### [What the exercise asks]
Reproduce every one of the following rows verbatim, without altering any character.
==================================================
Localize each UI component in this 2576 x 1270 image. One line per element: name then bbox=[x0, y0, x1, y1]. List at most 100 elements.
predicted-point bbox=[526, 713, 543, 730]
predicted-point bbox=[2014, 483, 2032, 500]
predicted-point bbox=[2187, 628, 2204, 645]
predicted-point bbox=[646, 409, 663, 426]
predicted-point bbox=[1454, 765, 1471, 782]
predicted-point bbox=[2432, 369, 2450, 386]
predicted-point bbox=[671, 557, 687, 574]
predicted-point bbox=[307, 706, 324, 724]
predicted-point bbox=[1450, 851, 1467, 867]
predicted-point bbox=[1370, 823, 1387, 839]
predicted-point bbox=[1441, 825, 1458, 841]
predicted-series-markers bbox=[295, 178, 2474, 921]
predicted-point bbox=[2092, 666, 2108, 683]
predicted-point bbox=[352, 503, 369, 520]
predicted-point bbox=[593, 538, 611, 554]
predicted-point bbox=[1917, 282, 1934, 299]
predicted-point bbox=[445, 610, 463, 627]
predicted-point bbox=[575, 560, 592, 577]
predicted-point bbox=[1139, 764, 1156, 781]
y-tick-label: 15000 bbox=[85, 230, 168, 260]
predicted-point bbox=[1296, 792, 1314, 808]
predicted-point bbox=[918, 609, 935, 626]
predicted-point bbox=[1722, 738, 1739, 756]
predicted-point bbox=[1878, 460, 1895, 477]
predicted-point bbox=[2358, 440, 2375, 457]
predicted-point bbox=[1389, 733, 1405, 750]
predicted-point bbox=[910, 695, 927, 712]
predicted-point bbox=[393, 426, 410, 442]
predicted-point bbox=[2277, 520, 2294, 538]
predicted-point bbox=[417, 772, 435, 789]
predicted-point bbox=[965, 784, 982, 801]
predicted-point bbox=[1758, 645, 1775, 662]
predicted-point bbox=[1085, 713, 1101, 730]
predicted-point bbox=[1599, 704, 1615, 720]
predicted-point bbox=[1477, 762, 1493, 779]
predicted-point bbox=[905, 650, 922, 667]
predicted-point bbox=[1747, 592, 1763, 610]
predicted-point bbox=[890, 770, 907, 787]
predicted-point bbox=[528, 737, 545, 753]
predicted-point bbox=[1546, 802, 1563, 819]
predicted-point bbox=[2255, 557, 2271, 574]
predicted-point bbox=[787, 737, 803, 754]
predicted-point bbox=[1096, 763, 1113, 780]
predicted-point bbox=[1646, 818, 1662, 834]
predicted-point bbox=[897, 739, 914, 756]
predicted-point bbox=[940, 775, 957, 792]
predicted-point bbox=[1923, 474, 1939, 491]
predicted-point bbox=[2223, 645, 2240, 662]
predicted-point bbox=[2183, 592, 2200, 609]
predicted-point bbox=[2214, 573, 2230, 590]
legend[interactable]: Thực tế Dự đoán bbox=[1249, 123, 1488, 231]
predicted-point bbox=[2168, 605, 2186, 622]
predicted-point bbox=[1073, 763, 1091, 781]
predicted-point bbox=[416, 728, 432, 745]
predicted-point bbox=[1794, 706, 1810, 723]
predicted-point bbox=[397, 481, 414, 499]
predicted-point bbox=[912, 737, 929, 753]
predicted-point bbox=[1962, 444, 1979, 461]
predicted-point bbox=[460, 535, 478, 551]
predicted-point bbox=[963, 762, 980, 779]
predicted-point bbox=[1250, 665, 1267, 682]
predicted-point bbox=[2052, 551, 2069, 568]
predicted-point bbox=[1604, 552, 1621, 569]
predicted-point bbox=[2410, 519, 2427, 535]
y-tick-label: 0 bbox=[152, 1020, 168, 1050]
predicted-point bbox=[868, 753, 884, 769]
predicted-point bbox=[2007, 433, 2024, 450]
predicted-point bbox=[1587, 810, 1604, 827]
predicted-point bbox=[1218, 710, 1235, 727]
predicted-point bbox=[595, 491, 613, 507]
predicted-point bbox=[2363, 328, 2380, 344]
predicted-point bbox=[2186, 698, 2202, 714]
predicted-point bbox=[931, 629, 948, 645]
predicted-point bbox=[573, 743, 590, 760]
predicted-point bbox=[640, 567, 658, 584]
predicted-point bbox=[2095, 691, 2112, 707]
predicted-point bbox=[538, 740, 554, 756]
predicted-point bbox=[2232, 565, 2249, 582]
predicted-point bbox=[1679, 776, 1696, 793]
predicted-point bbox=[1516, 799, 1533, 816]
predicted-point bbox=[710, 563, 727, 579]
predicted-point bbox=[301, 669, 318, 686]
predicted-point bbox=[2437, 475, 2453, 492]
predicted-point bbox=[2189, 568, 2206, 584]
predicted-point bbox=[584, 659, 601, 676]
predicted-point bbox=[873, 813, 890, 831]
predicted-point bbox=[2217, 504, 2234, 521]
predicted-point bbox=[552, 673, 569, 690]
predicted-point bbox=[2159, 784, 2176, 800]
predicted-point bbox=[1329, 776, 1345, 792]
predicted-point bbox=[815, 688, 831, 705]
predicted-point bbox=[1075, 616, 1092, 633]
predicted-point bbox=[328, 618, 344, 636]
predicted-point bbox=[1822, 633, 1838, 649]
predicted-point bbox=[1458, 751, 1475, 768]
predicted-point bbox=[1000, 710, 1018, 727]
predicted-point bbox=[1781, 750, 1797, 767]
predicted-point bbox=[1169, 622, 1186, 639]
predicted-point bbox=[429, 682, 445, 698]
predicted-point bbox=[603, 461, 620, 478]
==================================================
### [Expected answer]
Localize each UI component in this 2576 x 1270 image. One line per element: name then bbox=[x0, y0, x1, y1]. List at most 100 elements.
predicted-point bbox=[526, 713, 543, 730]
predicted-point bbox=[2014, 483, 2032, 500]
predicted-point bbox=[2187, 628, 2204, 645]
predicted-point bbox=[646, 409, 663, 426]
predicted-point bbox=[1454, 765, 1471, 782]
predicted-point bbox=[2432, 369, 2450, 386]
predicted-point bbox=[671, 557, 687, 574]
predicted-point bbox=[307, 706, 324, 724]
predicted-point bbox=[1450, 851, 1467, 867]
predicted-point bbox=[1370, 823, 1387, 839]
predicted-point bbox=[1441, 825, 1458, 841]
predicted-series-markers bbox=[295, 178, 2474, 921]
predicted-point bbox=[2092, 666, 2108, 683]
predicted-point bbox=[352, 503, 369, 520]
predicted-point bbox=[593, 538, 611, 554]
predicted-point bbox=[1917, 282, 1934, 299]
predicted-point bbox=[445, 610, 463, 627]
predicted-point bbox=[575, 560, 592, 577]
predicted-point bbox=[1139, 764, 1156, 781]
y-tick-label: 15000 bbox=[85, 230, 168, 260]
predicted-point bbox=[1296, 792, 1314, 808]
predicted-point bbox=[918, 609, 935, 626]
predicted-point bbox=[1722, 738, 1739, 756]
predicted-point bbox=[1878, 460, 1895, 477]
predicted-point bbox=[2358, 440, 2375, 457]
predicted-point bbox=[1389, 733, 1405, 750]
predicted-point bbox=[910, 695, 927, 712]
predicted-point bbox=[393, 426, 410, 442]
predicted-point bbox=[2277, 520, 2294, 538]
predicted-point bbox=[417, 772, 435, 789]
predicted-point bbox=[965, 784, 982, 801]
predicted-point bbox=[1758, 645, 1775, 662]
predicted-point bbox=[1085, 713, 1101, 730]
predicted-point bbox=[1599, 704, 1615, 720]
predicted-point bbox=[1477, 762, 1493, 779]
predicted-point bbox=[905, 650, 922, 667]
predicted-point bbox=[1747, 592, 1763, 610]
predicted-point bbox=[890, 770, 907, 787]
predicted-point bbox=[528, 737, 545, 753]
predicted-point bbox=[1546, 802, 1563, 819]
predicted-point bbox=[2255, 557, 2271, 574]
predicted-point bbox=[787, 737, 803, 754]
predicted-point bbox=[1096, 763, 1113, 780]
predicted-point bbox=[1646, 818, 1662, 834]
predicted-point bbox=[897, 739, 914, 756]
predicted-point bbox=[940, 775, 957, 792]
predicted-point bbox=[1923, 474, 1939, 491]
predicted-point bbox=[2223, 645, 2240, 662]
predicted-point bbox=[2183, 592, 2200, 609]
predicted-point bbox=[2214, 573, 2230, 590]
legend[interactable]: Thực tế Dự đoán bbox=[1249, 123, 1488, 231]
predicted-point bbox=[2168, 605, 2186, 622]
predicted-point bbox=[1073, 763, 1091, 781]
predicted-point bbox=[416, 728, 432, 745]
predicted-point bbox=[1794, 706, 1810, 723]
predicted-point bbox=[397, 481, 414, 499]
predicted-point bbox=[912, 737, 929, 753]
predicted-point bbox=[1962, 444, 1979, 461]
predicted-point bbox=[460, 535, 478, 551]
predicted-point bbox=[963, 762, 980, 779]
predicted-point bbox=[1250, 665, 1267, 682]
predicted-point bbox=[2052, 551, 2069, 568]
predicted-point bbox=[1604, 552, 1621, 569]
predicted-point bbox=[2410, 519, 2427, 535]
y-tick-label: 0 bbox=[152, 1020, 168, 1050]
predicted-point bbox=[868, 753, 884, 769]
predicted-point bbox=[2007, 433, 2024, 450]
predicted-point bbox=[1587, 810, 1604, 827]
predicted-point bbox=[1218, 710, 1235, 727]
predicted-point bbox=[595, 491, 613, 507]
predicted-point bbox=[2363, 328, 2380, 344]
predicted-point bbox=[2186, 698, 2202, 714]
predicted-point bbox=[931, 629, 948, 645]
predicted-point bbox=[573, 743, 590, 760]
predicted-point bbox=[640, 567, 658, 584]
predicted-point bbox=[2095, 691, 2112, 707]
predicted-point bbox=[538, 740, 554, 756]
predicted-point bbox=[2232, 565, 2249, 582]
predicted-point bbox=[1679, 776, 1696, 793]
predicted-point bbox=[1516, 799, 1533, 816]
predicted-point bbox=[710, 563, 727, 579]
predicted-point bbox=[301, 669, 318, 686]
predicted-point bbox=[2437, 475, 2453, 492]
predicted-point bbox=[2189, 568, 2206, 584]
predicted-point bbox=[584, 659, 601, 676]
predicted-point bbox=[873, 813, 890, 831]
predicted-point bbox=[2217, 504, 2234, 521]
predicted-point bbox=[552, 673, 569, 690]
predicted-point bbox=[2159, 784, 2176, 800]
predicted-point bbox=[1329, 776, 1345, 792]
predicted-point bbox=[815, 688, 831, 705]
predicted-point bbox=[1075, 616, 1092, 633]
predicted-point bbox=[328, 618, 344, 636]
predicted-point bbox=[1822, 633, 1838, 649]
predicted-point bbox=[1458, 751, 1475, 768]
predicted-point bbox=[1000, 710, 1018, 727]
predicted-point bbox=[1781, 750, 1797, 767]
predicted-point bbox=[1169, 622, 1186, 639]
predicted-point bbox=[429, 682, 445, 698]
predicted-point bbox=[603, 461, 620, 478]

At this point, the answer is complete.